WHAT YOU SHOULD DO | The entries below are to be written out again without alteration.

DATA SHOWN |
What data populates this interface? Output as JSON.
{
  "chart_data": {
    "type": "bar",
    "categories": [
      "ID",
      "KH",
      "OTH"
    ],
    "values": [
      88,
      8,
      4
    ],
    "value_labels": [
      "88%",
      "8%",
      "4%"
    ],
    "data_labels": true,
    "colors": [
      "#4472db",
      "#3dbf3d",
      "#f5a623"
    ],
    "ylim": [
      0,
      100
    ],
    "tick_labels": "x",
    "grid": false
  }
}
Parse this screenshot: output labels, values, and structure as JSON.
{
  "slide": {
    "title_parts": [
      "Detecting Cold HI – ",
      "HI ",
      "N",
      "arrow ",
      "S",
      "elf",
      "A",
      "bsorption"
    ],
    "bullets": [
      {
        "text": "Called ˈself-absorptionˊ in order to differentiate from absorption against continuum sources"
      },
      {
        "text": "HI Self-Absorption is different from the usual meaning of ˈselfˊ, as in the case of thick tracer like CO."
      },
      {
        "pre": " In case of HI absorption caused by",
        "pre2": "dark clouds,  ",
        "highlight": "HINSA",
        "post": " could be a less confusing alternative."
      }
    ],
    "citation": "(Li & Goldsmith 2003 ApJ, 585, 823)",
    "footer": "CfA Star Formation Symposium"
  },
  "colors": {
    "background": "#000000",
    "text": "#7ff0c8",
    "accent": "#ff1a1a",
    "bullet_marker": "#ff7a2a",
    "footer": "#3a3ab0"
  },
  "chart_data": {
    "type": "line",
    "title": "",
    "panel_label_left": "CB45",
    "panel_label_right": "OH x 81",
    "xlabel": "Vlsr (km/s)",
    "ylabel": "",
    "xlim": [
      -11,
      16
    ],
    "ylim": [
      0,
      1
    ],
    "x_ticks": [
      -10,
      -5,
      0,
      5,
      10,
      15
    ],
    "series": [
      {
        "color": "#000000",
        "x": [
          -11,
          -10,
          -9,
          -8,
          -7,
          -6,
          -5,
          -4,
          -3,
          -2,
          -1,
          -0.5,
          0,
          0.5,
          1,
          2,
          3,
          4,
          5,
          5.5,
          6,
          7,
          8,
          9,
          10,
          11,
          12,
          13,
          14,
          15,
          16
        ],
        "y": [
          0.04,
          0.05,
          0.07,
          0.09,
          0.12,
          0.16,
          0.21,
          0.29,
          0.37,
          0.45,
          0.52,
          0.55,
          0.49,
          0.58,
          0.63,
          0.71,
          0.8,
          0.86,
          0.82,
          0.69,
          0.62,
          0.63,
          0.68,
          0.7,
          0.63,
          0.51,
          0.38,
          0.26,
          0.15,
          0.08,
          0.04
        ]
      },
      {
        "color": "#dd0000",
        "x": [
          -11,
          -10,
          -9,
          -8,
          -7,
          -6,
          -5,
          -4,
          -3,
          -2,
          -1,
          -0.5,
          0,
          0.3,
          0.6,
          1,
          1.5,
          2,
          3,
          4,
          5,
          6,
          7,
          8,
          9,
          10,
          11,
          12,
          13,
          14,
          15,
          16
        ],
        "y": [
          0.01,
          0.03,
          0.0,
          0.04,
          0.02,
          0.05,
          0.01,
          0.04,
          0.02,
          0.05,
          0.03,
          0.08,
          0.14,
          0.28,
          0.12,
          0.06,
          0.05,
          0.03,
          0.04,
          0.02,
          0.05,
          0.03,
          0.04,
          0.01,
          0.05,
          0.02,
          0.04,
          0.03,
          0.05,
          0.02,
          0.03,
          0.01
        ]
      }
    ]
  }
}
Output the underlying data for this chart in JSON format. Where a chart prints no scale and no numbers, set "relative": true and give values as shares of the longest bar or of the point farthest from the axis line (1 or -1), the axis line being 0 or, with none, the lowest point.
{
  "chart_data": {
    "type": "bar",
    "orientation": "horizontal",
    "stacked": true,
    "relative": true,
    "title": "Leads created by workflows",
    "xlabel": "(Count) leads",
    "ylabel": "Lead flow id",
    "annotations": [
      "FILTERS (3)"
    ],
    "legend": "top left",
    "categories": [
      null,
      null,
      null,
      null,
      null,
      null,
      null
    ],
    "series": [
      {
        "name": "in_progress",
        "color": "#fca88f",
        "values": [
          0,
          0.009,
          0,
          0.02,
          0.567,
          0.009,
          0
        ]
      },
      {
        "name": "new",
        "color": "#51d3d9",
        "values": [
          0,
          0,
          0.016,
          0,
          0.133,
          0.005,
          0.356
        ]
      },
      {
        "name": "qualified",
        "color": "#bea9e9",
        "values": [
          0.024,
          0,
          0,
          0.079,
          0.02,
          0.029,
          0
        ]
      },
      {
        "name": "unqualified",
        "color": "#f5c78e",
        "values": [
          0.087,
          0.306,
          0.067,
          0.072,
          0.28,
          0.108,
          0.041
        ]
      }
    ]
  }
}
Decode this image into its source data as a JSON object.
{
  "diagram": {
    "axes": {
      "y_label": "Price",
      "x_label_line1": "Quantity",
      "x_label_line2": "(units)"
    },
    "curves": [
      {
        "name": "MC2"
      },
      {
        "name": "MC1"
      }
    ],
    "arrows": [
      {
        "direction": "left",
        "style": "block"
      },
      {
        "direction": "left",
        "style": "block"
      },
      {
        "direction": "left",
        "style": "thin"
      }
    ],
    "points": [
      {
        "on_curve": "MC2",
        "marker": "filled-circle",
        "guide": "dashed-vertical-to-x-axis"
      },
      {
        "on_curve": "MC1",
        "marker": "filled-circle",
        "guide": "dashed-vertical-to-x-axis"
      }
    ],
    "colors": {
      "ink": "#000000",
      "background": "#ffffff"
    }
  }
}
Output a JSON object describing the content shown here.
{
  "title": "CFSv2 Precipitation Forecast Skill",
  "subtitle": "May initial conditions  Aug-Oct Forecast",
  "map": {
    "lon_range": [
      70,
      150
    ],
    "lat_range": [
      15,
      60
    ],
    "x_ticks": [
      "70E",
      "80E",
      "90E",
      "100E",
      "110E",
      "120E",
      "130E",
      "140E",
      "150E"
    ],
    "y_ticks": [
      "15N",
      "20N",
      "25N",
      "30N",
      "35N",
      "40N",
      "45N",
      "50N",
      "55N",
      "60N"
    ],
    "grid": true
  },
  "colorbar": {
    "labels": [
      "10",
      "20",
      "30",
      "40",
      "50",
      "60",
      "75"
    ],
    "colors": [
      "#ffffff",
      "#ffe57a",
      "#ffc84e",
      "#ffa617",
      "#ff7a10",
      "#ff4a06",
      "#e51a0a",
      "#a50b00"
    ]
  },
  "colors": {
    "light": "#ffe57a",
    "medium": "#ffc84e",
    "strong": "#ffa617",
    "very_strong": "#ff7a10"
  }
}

ANSWER FOR THE TASK |
What data populates this interface? Output as JSON.
{
  "chart_data": {
    "type": "bar",
    "categories": [
      "ID",
      "KH",
      "OTH"
    ],
    "values": [
      88,
      8,
      4
    ],
    "value_labels": [
      "88%",
      "8%",
      "4%"
    ],
    "data_labels": true,
    "colors": [
      "#4472db",
      "#3dbf3d",
      "#f5a623"
    ],
    "ylim": [
      0,
      100
    ],
    "tick_labels": "x",
    "grid": false
  }
}
Parse this screenshot: output labels, values, and structure as JSON.
{
  "slide": {
    "title_parts": [
      "Detecting Cold HI – ",
      "HI ",
      "N",
      "arrow ",
      "S",
      "elf",
      "A",
      "bsorption"
    ],
    "bullets": [
      {
        "text": "Called ˈself-absorptionˊ in order to differentiate from absorption against continuum sources"
      },
      {
        "text": "HI Self-Absorption is different from the usual meaning of ˈselfˊ, as in the case of thick tracer like CO."
      },
      {
        "pre": " In case of HI absorption caused by",
        "pre2": "dark clouds,  ",
        "highlight": "HINSA",
        "post": " could be a less confusing alternative."
      }
    ],
    "citation": "(Li & Goldsmith 2003 ApJ, 585, 823)",
    "footer": "CfA Star Formation Symposium"
  },
  "colors": {
    "background": "#000000",
    "text": "#7ff0c8",
    "accent": "#ff1a1a",
    "bullet_marker": "#ff7a2a",
    "footer": "#3a3ab0"
  },
  "chart_data": {
    "type": "line",
    "title": "",
    "panel_label_left": "CB45",
    "panel_label_right": "OH x 81",
    "xlabel": "Vlsr (km/s)",
    "ylabel": "",
    "xlim": [
      -11,
      16
    ],
    "ylim": [
      0,
      1
    ],
    "x_ticks": [
      -10,
      -5,
      0,
      5,
      10,
      15
    ],
    "series": [
      {
        "color": "#000000",
        "x": [
          -11,
          -10,
          -9,
          -8,
          -7,
          -6,
          -5,
          -4,
          -3,
          -2,
          -1,
          -0.5,
          0,
          0.5,
          1,
          2,
          3,
          4,
          5,
          5.5,
          6,
          7,
          8,
          9,
          10,
          11,
          12,
          13,
          14,
          15,
          16
        ],
        "y": [
          0.04,
          0.05,
          0.07,
          0.09,
          0.12,
          0.16,
          0.21,
          0.29,
          0.37,
          0.45,
          0.52,
          0.55,
          0.49,
          0.58,
          0.63,
          0.71,
          0.8,
          0.86,
          0.82,
          0.69,
          0.62,
          0.63,
          0.68,
          0.7,
          0.63,
          0.51,
          0.38,
          0.26,
          0.15,
          0.08,
          0.04
        ]
      },
      {
        "color": "#dd0000",
        "x": [
          -11,
          -10,
          -9,
          -8,
          -7,
          -6,
          -5,
          -4,
          -3,
          -2,
          -1,
          -0.5,
          0,
          0.3,
          0.6,
          1,
          1.5,
          2,
          3,
          4,
          5,
          6,
          7,
          8,
          9,
          10,
          11,
          12,
          13,
          14,
          15,
          16
        ],
        "y": [
          0.01,
          0.03,
          0.0,
          0.04,
          0.02,
          0.05,
          0.01,
          0.04,
          0.02,
          0.05,
          0.03,
          0.08,
          0.14,
          0.28,
          0.12,
          0.06,
          0.05,
          0.03,
          0.04,
          0.02,
          0.05,
          0.03,
          0.04,
          0.01,
          0.05,
          0.02,
          0.04,
          0.03,
          0.05,
          0.02,
          0.03,
          0.01
        ]
      }
    ]
  }
}
Output the underlying data for this chart in JSON format. Where a chart prints no scale and no numbers, set "relative": true and give values as shares of the longest bar or of the point farthest from the axis line (1 or -1), the axis line being 0 or, with none, the lowest point.
{
  "chart_data": {
    "type": "bar",
    "orientation": "horizontal",
    "stacked": true,
    "relative": true,
    "title": "Leads created by workflows",
    "xlabel": "(Count) leads",
    "ylabel": "Lead flow id",
    "annotations": [
      "FILTERS (3)"
    ],
    "legend": "top left",
    "categories": [
      null,
      null,
      null,
      null,
      null,
      null,
      null
    ],
    "series": [
      {
        "name": "in_progress",
        "color": "#fca88f",
        "values": [
          0,
          0.009,
          0,
          0.02,
          0.567,
          0.009,
          0
        ]
      },
      {
        "name": "new",
        "color": "#51d3d9",
        "values": [
          0,
          0,
          0.016,
          0,
          0.133,
          0.005,
          0.356
        ]
      },
      {
        "name": "qualified",
        "color": "#bea9e9",
        "values": [
          0.024,
          0,
          0,
          0.079,
          0.02,
          0.029,
          0
        ]
      },
      {
        "name": "unqualified",
        "color": "#f5c78e",
        "values": [
          0.087,
          0.306,
          0.067,
          0.072,
          0.28,
          0.108,
          0.041
        ]
      }
    ]
  }
}
Decode this image into its source data as a JSON object.
{
  "diagram": {
    "axes": {
      "y_label": "Price",
      "x_label_line1": "Quantity",
      "x_label_line2": "(units)"
    },
    "curves": [
      {
        "name": "MC2"
      },
      {
        "name": "MC1"
      }
    ],
    "arrows": [
      {
        "direction": "left",
        "style": "block"
      },
      {
        "direction": "left",
        "style": "block"
      },
      {
        "direction": "left",
        "style": "thin"
      }
    ],
    "points": [
      {
        "on_curve": "MC2",
        "marker": "filled-circle",
        "guide": "dashed-vertical-to-x-axis"
      },
      {
        "on_curve": "MC1",
        "marker": "filled-circle",
        "guide": "dashed-vertical-to-x-axis"
      }
    ],
    "colors": {
      "ink": "#000000",
      "background": "#ffffff"
    }
  }
}
Output a JSON object describing the content shown here.
{
  "title": "CFSv2 Precipitation Forecast Skill",
  "subtitle": "May initial conditions  Aug-Oct Forecast",
  "map": {
    "lon_range": [
      70,
      150
    ],
    "lat_range": [
      15,
      60
    ],
    "x_ticks": [
      "70E",
      "80E",
      "90E",
      "100E",
      "110E",
      "120E",
      "130E",
      "140E",
      "150E"
    ],
    "y_ticks": [
      "15N",
      "20N",
      "25N",
      "30N",
      "35N",
      "40N",
      "45N",
      "50N",
      "55N",
      "60N"
    ],
    "grid": true
  },
  "colorbar": {
    "labels": [
      "10",
      "20",
      "30",
      "40",
      "50",
      "60",
      "75"
    ],
    "colors": [
      "#ffffff",
      "#ffe57a",
      "#ffc84e",
      "#ffa617",
      "#ff7a10",
      "#ff4a06",
      "#e51a0a",
      "#a50b00"
    ]
  },
  "colors": {
    "light": "#ffe57a",
    "medium": "#ffc84e",
    "strong": "#ffa617",
    "very_strong": "#ff7a10"
  }
}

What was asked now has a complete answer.